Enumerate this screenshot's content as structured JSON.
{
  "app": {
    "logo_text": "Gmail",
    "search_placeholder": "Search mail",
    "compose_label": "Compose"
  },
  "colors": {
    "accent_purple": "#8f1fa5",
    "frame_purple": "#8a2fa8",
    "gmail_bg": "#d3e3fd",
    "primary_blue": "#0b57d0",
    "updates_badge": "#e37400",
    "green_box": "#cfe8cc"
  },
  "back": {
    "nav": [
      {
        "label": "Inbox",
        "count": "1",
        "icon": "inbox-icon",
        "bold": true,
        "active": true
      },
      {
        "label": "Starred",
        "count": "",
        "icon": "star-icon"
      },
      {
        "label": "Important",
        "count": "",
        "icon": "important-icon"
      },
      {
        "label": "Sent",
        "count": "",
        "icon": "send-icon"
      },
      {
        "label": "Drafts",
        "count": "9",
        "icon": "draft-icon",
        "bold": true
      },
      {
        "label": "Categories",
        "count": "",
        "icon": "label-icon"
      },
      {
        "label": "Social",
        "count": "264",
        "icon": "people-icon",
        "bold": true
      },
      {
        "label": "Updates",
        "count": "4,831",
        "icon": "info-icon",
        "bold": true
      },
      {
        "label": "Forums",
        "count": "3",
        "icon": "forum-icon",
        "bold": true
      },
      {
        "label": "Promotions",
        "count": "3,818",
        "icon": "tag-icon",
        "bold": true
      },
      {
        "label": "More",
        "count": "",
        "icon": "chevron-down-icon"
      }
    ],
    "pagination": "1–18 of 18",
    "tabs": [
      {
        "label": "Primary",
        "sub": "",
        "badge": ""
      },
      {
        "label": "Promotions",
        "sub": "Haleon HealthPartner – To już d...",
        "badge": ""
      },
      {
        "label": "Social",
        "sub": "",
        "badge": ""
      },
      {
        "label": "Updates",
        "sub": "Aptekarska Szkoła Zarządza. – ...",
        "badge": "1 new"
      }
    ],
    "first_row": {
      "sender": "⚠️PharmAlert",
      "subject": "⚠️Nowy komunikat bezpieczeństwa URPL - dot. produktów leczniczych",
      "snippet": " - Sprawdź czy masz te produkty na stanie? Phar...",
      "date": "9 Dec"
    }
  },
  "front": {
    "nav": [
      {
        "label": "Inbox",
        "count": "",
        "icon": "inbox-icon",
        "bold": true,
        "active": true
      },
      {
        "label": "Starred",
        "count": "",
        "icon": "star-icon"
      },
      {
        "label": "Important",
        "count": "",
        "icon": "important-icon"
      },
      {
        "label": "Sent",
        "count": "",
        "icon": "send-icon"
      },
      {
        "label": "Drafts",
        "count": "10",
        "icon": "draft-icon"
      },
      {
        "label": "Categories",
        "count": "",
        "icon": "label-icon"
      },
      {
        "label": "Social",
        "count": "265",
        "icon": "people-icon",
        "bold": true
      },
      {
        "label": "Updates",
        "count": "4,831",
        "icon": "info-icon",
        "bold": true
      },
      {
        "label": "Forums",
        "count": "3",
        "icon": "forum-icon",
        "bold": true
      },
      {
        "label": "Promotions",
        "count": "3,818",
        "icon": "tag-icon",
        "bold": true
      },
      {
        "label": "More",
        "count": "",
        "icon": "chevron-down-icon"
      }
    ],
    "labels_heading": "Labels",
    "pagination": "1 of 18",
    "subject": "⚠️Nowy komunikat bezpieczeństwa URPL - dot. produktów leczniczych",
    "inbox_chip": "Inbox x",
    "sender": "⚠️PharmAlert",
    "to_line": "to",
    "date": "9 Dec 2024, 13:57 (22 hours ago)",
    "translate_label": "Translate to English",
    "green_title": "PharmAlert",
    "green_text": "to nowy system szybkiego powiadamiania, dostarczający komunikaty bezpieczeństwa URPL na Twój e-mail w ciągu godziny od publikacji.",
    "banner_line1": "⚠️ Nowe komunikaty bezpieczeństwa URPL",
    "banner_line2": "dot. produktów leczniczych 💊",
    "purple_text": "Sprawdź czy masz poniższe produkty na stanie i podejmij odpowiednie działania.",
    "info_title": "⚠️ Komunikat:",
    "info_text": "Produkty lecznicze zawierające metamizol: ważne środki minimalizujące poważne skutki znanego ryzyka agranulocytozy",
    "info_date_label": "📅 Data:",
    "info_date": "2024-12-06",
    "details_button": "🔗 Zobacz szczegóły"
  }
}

--*--

Exercise description:
Please give back all of the records exactly as written.

Solution below:
Enumerate this screenshot's content as structured JSON.
{
  "app": {
    "logo_text": "Gmail",
    "search_placeholder": "Search mail",
    "compose_label": "Compose"
  },
  "colors": {
    "accent_purple": "#8f1fa5",
    "frame_purple": "#8a2fa8",
    "gmail_bg": "#d3e3fd",
    "primary_blue": "#0b57d0",
    "updates_badge": "#e37400",
    "green_box": "#cfe8cc"
  },
  "back": {
    "nav": [
      {
        "label": "Inbox",
        "count": "1",
        "icon": "inbox-icon",
        "bold": true,
        "active": true
      },
      {
        "label": "Starred",
        "count": "",
        "icon": "star-icon"
      },
      {
        "label": "Important",
        "count": "",
        "icon": "important-icon"
      },
      {
        "label": "Sent",
        "count": "",
        "icon": "send-icon"
      },
      {
        "label": "Drafts",
        "count": "9",
        "icon": "draft-icon",
        "bold": true
      },
      {
        "label": "Categories",
        "count": "",
        "icon": "label-icon"
      },
      {
        "label": "Social",
        "count": "264",
        "icon": "people-icon",
        "bold": true
      },
      {
        "label": "Updates",
        "count": "4,831",
        "icon": "info-icon",
        "bold": true
      },
      {
        "label": "Forums",
        "count": "3",
        "icon": "forum-icon",
        "bold": true
      },
      {
        "label": "Promotions",
        "count": "3,818",
        "icon": "tag-icon",
        "bold": true
      },
      {
        "label": "More",
        "count": "",
        "icon": "chevron-down-icon"
      }
    ],
    "pagination": "1–18 of 18",
    "tabs": [
      {
        "label": "Primary",
        "sub": "",
        "badge": ""
      },
      {
        "label": "Promotions",
        "sub": "Haleon HealthPartner – To już d...",
        "badge": ""
      },
      {
        "label": "Social",
        "sub": "",
        "badge": ""
      },
      {
        "label": "Updates",
        "sub": "Aptekarska Szkoła Zarządza. – ...",
        "badge": "1 new"
      }
    ],
    "first_row": {
      "sender": "⚠️PharmAlert",
      "subject": "⚠️Nowy komunikat bezpieczeństwa URPL - dot. produktów leczniczych",
      "snippet": " - Sprawdź czy masz te produkty na stanie? Phar...",
      "date": "9 Dec"
    }
  },
  "front": {
    "nav": [
      {
        "label": "Inbox",
        "count": "",
        "icon": "inbox-icon",
        "bold": true,
        "active": true
      },
      {
        "label": "Starred",
        "count": "",
        "icon": "star-icon"
      },
      {
        "label": "Important",
        "count": "",
        "icon": "important-icon"
      },
      {
        "label": "Sent",
        "count": "",
        "icon": "send-icon"
      },
      {
        "label": "Drafts",
        "count": "10",
        "icon": "draft-icon"
      },
      {
        "label": "Categories",
        "count": "",
        "icon": "label-icon"
      },
      {
        "label": "Social",
        "count": "265",
        "icon": "people-icon",
        "bold": true
      },
      {
        "label": "Updates",
        "count": "4,831",
        "icon": "info-icon",
        "bold": true
      },
      {
        "label": "Forums",
        "count": "3",
        "icon": "forum-icon",
        "bold": true
      },
      {
        "label": "Promotions",
        "count": "3,818",
        "icon": "tag-icon",
        "bold": true
      },
      {
        "label": "More",
        "count": "",
        "icon": "chevron-down-icon"
      }
    ],
    "labels_heading": "Labels",
    "pagination": "1 of 18",
    "subject": "⚠️Nowy komunikat bezpieczeństwa URPL - dot. produktów leczniczych",
    "inbox_chip": "Inbox x",
    "sender": "⚠️PharmAlert",
    "to_line": "to",
    "date": "9 Dec 2024, 13:57 (22 hours ago)",
    "translate_label": "Translate to English",
    "green_title": "PharmAlert",
    "green_text": "to nowy system szybkiego powiadamiania, dostarczający komunikaty bezpieczeństwa URPL na Twój e-mail w ciągu godziny od publikacji.",
    "banner_line1": "⚠️ Nowe komunikaty bezpieczeństwa URPL",
    "banner_line2": "dot. produktów leczniczych 💊",
    "purple_text": "Sprawdź czy masz poniższe produkty na stanie i podejmij odpowiednie działania.",
    "info_title": "⚠️ Komunikat:",
    "info_text": "Produkty lecznicze zawierające metamizol: ważne środki minimalizujące poważne skutki znanego ryzyka agranulocytozy",
    "info_date_label": "📅 Data:",
    "info_date": "2024-12-06",
    "details_button": "🔗 Zobacz szczegóły"
  }
}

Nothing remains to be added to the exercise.